## Aim of the exercise
Can you swap every "Rewards" in the records below for "Total Reward", keeping everything else the same and leaving out the pictures?

## begin Given records

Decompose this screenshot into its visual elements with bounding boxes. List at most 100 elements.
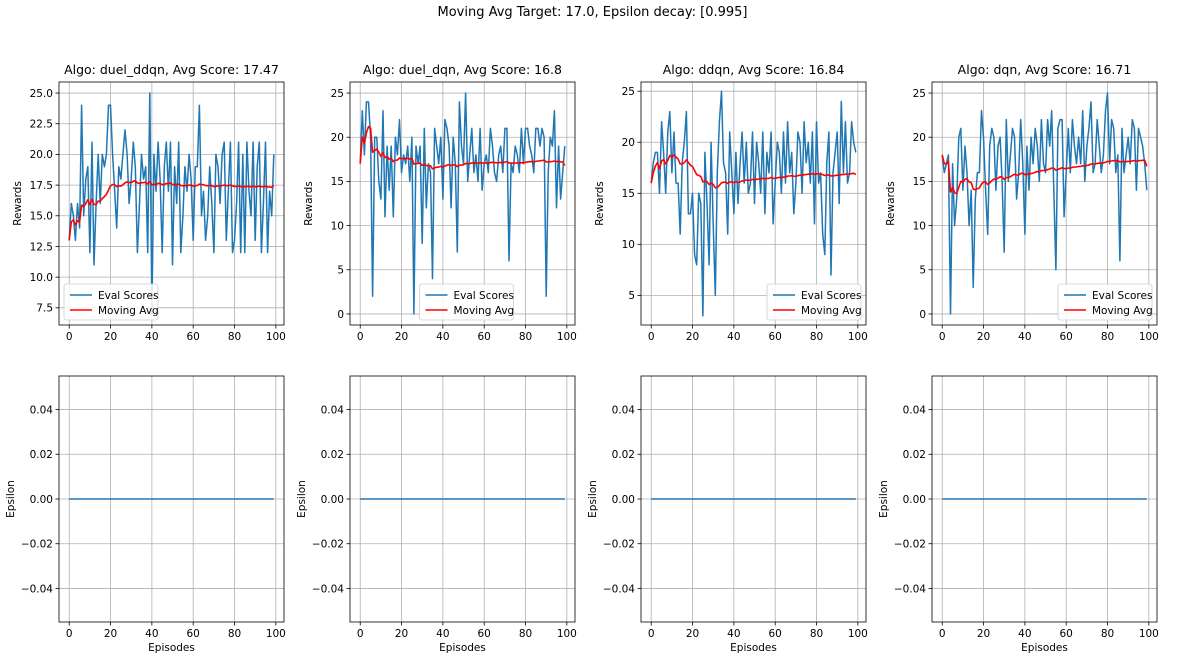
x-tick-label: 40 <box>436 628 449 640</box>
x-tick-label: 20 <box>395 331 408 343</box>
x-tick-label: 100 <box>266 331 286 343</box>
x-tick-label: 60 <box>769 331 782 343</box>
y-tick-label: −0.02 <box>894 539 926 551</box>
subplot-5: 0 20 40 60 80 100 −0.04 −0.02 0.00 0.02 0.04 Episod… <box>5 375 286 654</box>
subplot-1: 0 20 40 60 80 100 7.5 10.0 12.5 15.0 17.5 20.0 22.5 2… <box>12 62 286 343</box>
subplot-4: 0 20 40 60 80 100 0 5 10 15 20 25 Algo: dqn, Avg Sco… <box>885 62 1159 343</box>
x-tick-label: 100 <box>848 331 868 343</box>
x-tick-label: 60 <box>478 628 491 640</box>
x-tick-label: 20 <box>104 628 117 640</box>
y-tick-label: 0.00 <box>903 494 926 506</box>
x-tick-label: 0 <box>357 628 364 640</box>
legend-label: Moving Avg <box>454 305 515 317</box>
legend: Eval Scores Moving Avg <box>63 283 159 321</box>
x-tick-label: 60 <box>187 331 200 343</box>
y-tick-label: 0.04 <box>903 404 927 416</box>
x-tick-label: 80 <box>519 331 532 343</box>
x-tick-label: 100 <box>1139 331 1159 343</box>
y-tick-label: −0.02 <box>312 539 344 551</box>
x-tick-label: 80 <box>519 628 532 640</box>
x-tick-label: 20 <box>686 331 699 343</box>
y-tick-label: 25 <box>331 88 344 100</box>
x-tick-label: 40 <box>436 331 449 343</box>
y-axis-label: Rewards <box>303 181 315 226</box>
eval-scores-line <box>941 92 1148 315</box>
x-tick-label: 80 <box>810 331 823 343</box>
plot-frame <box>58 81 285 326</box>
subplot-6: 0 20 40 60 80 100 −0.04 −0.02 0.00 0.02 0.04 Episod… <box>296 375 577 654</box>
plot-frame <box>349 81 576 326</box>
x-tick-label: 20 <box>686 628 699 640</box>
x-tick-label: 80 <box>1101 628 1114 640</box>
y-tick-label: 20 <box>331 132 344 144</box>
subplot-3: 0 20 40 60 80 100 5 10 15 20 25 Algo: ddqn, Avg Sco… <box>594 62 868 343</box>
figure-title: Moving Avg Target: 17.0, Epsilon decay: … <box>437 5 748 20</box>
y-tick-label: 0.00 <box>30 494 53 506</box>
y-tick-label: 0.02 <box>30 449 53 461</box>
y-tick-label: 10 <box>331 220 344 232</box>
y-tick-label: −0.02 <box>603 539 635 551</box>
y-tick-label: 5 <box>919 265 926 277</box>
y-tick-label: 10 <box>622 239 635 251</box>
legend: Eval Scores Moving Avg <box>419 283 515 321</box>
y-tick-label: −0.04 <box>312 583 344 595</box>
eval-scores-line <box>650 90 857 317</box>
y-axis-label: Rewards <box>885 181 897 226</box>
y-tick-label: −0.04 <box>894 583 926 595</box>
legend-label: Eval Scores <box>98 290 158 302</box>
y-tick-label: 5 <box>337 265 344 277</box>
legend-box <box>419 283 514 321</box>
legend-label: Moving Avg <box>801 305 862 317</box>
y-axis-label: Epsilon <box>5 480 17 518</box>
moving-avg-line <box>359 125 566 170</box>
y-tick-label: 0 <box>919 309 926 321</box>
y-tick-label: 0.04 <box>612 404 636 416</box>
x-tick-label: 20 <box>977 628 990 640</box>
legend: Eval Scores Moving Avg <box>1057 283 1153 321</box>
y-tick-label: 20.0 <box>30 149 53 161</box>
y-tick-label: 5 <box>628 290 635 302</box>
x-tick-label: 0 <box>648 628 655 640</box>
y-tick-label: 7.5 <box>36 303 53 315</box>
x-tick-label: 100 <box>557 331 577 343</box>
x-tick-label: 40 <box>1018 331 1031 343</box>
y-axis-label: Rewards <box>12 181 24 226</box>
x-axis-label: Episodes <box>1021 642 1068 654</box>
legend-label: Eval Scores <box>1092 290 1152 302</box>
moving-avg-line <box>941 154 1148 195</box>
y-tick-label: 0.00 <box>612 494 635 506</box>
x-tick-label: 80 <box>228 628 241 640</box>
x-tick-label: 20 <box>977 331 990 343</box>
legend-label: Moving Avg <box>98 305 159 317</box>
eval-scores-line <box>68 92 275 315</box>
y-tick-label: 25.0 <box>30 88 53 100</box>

## end Given records

## Exercise response
Decompose this screenshot into its visual elements with bounding boxes. List at most 100 elements.
x-tick-label: 40 <box>436 628 449 640</box>
x-tick-label: 20 <box>395 331 408 343</box>
x-tick-label: 100 <box>266 331 286 343</box>
x-tick-label: 60 <box>769 331 782 343</box>
y-tick-label: −0.02 <box>894 539 926 551</box>
subplot-5: 0 20 40 60 80 100 −0.04 −0.02 0.00 0.02 0.04 Episod… <box>5 375 286 654</box>
subplot-1: 0 20 40 60 80 100 7.5 10.0 12.5 15.0 17.5 20.0 22.5 2… <box>12 62 286 343</box>
subplot-4: 0 20 40 60 80 100 0 5 10 15 20 25 Algo: dqn, Avg Sco… <box>885 62 1159 343</box>
x-tick-label: 100 <box>848 331 868 343</box>
x-tick-label: 60 <box>478 628 491 640</box>
x-tick-label: 20 <box>104 628 117 640</box>
y-tick-label: 0.00 <box>903 494 926 506</box>
x-tick-label: 0 <box>357 628 364 640</box>
legend-label: Moving Avg <box>454 305 515 317</box>
legend: Eval Scores Moving Avg <box>63 283 159 321</box>
x-tick-label: 60 <box>187 331 200 343</box>
y-tick-label: 0.04 <box>903 404 927 416</box>
x-tick-label: 80 <box>519 331 532 343</box>
x-tick-label: 100 <box>1139 331 1159 343</box>
y-tick-label: −0.02 <box>312 539 344 551</box>
x-tick-label: 80 <box>519 628 532 640</box>
x-tick-label: 20 <box>686 331 699 343</box>
y-tick-label: 25 <box>331 88 344 100</box>
x-tick-label: 40 <box>436 331 449 343</box>
y-axis-label: Total Reward <box>303 181 315 226</box>
eval-scores-line <box>941 92 1148 315</box>
x-tick-label: 80 <box>810 331 823 343</box>
plot-frame <box>58 81 285 326</box>
subplot-6: 0 20 40 60 80 100 −0.04 −0.02 0.00 0.02 0.04 Episod… <box>296 375 577 654</box>
plot-frame <box>349 81 576 326</box>
x-tick-label: 20 <box>686 628 699 640</box>
x-tick-label: 80 <box>1101 628 1114 640</box>
y-tick-label: 20 <box>331 132 344 144</box>
subplot-3: 0 20 40 60 80 100 5 10 15 20 25 Algo: ddqn, Avg Sco… <box>594 62 868 343</box>
figure-title: Moving Avg Target: 17.0, Epsilon decay: … <box>437 5 748 20</box>
y-tick-label: 0.00 <box>30 494 53 506</box>
y-tick-label: 0.02 <box>30 449 53 461</box>
y-tick-label: 10 <box>331 220 344 232</box>
y-tick-label: −0.02 <box>603 539 635 551</box>
y-tick-label: 5 <box>919 265 926 277</box>
y-tick-label: 10 <box>622 239 635 251</box>
legend: Eval Scores Moving Avg <box>419 283 515 321</box>
y-tick-label: −0.04 <box>312 583 344 595</box>
eval-scores-line <box>650 90 857 317</box>
y-axis-label: Total Reward <box>885 181 897 226</box>
y-tick-label: −0.04 <box>894 583 926 595</box>
legend-label: Eval Scores <box>98 290 158 302</box>
y-tick-label: 5 <box>337 265 344 277</box>
legend-box <box>419 283 514 321</box>
legend-label: Moving Avg <box>801 305 862 317</box>
y-axis-label: Epsilon <box>5 480 17 518</box>
moving-avg-line <box>359 125 566 170</box>
y-tick-label: 0 <box>919 309 926 321</box>
y-tick-label: 0.04 <box>612 404 636 416</box>
x-tick-label: 20 <box>977 628 990 640</box>
legend: Eval Scores Moving Avg <box>1057 283 1153 321</box>
y-tick-label: 20.0 <box>30 149 53 161</box>
y-tick-label: 5 <box>628 290 635 302</box>
x-tick-label: 0 <box>648 628 655 640</box>
y-tick-label: 7.5 <box>36 303 53 315</box>
x-tick-label: 100 <box>557 331 577 343</box>
x-tick-label: 40 <box>1018 331 1031 343</box>
y-axis-label: Total Reward <box>12 181 24 226</box>
x-axis-label: Episodes <box>1021 642 1068 654</box>
legend-label: Eval Scores <box>1092 290 1152 302</box>
moving-avg-line <box>941 154 1148 195</box>
y-tick-label: 0.00 <box>612 494 635 506</box>
x-tick-label: 80 <box>228 628 241 640</box>
x-tick-label: 20 <box>977 331 990 343</box>
legend-label: Moving Avg <box>98 305 159 317</box>
eval-scores-line <box>68 92 275 315</box>
y-tick-label: 25.0 <box>30 88 53 100</box>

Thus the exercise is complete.